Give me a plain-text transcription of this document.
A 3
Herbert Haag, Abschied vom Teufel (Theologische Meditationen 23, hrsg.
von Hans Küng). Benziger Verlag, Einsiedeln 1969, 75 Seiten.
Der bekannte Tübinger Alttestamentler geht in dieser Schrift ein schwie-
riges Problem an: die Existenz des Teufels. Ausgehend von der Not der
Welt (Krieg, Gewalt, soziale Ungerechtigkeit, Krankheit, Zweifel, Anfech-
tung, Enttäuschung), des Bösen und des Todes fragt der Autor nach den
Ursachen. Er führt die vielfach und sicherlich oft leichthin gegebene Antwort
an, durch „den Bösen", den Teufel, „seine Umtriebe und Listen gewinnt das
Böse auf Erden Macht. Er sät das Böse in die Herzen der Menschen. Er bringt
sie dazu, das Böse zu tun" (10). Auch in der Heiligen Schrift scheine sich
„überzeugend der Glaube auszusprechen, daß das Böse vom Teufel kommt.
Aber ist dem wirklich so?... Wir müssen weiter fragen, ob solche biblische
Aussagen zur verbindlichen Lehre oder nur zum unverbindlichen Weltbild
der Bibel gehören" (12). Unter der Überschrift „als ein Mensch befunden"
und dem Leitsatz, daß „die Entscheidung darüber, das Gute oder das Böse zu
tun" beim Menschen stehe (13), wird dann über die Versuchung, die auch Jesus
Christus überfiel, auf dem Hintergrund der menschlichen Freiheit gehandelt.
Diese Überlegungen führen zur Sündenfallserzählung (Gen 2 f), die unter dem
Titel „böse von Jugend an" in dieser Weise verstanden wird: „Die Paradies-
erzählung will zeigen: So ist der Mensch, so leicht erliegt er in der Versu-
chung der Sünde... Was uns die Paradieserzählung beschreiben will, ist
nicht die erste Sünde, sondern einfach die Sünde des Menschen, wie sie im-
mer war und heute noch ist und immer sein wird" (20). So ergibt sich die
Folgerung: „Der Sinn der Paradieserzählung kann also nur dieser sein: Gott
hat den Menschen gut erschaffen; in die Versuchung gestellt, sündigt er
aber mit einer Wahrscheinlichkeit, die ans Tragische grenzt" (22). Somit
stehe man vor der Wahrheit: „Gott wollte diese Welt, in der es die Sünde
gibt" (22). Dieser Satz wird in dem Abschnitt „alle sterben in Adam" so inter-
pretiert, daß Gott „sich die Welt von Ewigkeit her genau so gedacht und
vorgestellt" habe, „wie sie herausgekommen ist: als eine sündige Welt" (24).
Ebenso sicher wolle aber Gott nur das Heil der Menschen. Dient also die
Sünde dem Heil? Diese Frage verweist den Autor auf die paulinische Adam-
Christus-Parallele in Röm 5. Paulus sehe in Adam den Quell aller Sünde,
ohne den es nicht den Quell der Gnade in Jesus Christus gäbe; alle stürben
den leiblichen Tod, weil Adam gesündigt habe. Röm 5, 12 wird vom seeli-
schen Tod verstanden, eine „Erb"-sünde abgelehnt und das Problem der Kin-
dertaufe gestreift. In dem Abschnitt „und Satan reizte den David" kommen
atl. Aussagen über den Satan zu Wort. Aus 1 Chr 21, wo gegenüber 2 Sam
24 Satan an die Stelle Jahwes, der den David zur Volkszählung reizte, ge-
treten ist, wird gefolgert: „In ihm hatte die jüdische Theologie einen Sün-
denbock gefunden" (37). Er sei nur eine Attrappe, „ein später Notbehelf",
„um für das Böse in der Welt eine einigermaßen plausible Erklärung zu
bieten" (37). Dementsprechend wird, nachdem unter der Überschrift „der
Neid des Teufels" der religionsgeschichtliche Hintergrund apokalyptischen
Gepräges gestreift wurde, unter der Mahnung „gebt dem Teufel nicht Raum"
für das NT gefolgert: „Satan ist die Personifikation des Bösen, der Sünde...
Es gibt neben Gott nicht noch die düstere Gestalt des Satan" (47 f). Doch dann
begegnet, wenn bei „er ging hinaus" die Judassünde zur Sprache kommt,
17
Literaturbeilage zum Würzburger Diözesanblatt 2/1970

_ _ _ _ _

▶ [GOAL]
All the entries above need to be reproduced exactly.

▶ [THE COMPLETED TASK]
Give me a plain-text transcription of this document.
A 3
Herbert Haag, Abschied vom Teufel (Theologische Meditationen 23, hrsg.
von Hans Küng). Benziger Verlag, Einsiedeln 1969, 75 Seiten.
Der bekannte Tübinger Alttestamentler geht in dieser Schrift ein schwie-
riges Problem an: die Existenz des Teufels. Ausgehend von der Not der
Welt (Krieg, Gewalt, soziale Ungerechtigkeit, Krankheit, Zweifel, Anfech-
tung, Enttäuschung), des Bösen und des Todes fragt der Autor nach den
Ursachen. Er führt die vielfach und sicherlich oft leichthin gegebene Antwort
an, durch „den Bösen", den Teufel, „seine Umtriebe und Listen gewinnt das
Böse auf Erden Macht. Er sät das Böse in die Herzen der Menschen. Er bringt
sie dazu, das Böse zu tun" (10). Auch in der Heiligen Schrift scheine sich
„überzeugend der Glaube auszusprechen, daß das Böse vom Teufel kommt.
Aber ist dem wirklich so?... Wir müssen weiter fragen, ob solche biblische
Aussagen zur verbindlichen Lehre oder nur zum unverbindlichen Weltbild
der Bibel gehören" (12). Unter der Überschrift „als ein Mensch befunden"
und dem Leitsatz, daß „die Entscheidung darüber, das Gute oder das Böse zu
tun" beim Menschen stehe (13), wird dann über die Versuchung, die auch Jesus
Christus überfiel, auf dem Hintergrund der menschlichen Freiheit gehandelt.
Diese Überlegungen führen zur Sündenfallserzählung (Gen 2 f), die unter dem
Titel „böse von Jugend an" in dieser Weise verstanden wird: „Die Paradies-
erzählung will zeigen: So ist der Mensch, so leicht erliegt er in der Versu-
chung der Sünde... Was uns die Paradieserzählung beschreiben will, ist
nicht die erste Sünde, sondern einfach die Sünde des Menschen, wie sie im-
mer war und heute noch ist und immer sein wird" (20). So ergibt sich die
Folgerung: „Der Sinn der Paradieserzählung kann also nur dieser sein: Gott
hat den Menschen gut erschaffen; in die Versuchung gestellt, sündigt er
aber mit einer Wahrscheinlichkeit, die ans Tragische grenzt" (22). Somit
stehe man vor der Wahrheit: „Gott wollte diese Welt, in der es die Sünde
gibt" (22). Dieser Satz wird in dem Abschnitt „alle sterben in Adam" so inter-
pretiert, daß Gott „sich die Welt von Ewigkeit her genau so gedacht und
vorgestellt" habe, „wie sie herausgekommen ist: als eine sündige Welt" (24).
Ebenso sicher wolle aber Gott nur das Heil der Menschen. Dient also die
Sünde dem Heil? Diese Frage verweist den Autor auf die paulinische Adam-
Christus-Parallele in Röm 5. Paulus sehe in Adam den Quell aller Sünde,
ohne den es nicht den Quell der Gnade in Jesus Christus gäbe; alle stürben
den leiblichen Tod, weil Adam gesündigt habe. Röm 5, 12 wird vom seeli-
schen Tod verstanden, eine „Erb"-sünde abgelehnt und das Problem der Kin-
dertaufe gestreift. In dem Abschnitt „und Satan reizte den David" kommen
atl. Aussagen über den Satan zu Wort. Aus 1 Chr 21, wo gegenüber 2 Sam
24 Satan an die Stelle Jahwes, der den David zur Volkszählung reizte, ge-
treten ist, wird gefolgert: „In ihm hatte die jüdische Theologie einen Sün-
denbock gefunden" (37). Er sei nur eine Attrappe, „ein später Notbehelf",
„um für das Böse in der Welt eine einigermaßen plausible Erklärung zu
bieten" (37). Dementsprechend wird, nachdem unter der Überschrift „der
Neid des Teufels" der religionsgeschichtliche Hintergrund apokalyptischen
Gepräges gestreift wurde, unter der Mahnung „gebt dem Teufel nicht Raum"
für das NT gefolgert: „Satan ist die Personifikation des Bösen, der Sünde...
Es gibt neben Gott nicht noch die düstere Gestalt des Satan" (47 f). Doch dann
begegnet, wenn bei „er ging hinaus" die Judassünde zur Sprache kommt,
17
Literaturbeilage zum Würzburger Diözesanblatt 2/1970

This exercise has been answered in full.